» Written exercise
Every line of the data that contains the string "Available" must be copied.

» Material

* * * * *

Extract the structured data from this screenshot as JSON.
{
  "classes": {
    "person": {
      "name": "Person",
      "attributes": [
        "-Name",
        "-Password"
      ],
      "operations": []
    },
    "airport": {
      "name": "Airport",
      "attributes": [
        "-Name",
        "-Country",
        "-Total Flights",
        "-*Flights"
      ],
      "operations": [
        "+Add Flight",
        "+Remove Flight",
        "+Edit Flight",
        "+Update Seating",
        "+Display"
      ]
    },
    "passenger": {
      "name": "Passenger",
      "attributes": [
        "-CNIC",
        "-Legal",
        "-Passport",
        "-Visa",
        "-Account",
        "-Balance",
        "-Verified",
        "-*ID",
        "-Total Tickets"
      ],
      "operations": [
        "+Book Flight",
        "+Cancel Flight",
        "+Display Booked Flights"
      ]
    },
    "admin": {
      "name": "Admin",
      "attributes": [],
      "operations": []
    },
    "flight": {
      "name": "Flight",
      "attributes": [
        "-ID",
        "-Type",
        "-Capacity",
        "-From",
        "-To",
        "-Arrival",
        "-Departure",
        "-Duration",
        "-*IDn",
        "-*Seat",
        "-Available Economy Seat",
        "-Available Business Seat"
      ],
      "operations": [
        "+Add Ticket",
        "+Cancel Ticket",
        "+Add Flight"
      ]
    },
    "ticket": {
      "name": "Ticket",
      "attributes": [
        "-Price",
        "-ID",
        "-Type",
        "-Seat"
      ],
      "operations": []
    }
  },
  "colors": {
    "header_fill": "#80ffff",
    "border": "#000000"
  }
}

* * * * *

» Solution below
        "-Available Economy Seat",
        "-Available Business Seat"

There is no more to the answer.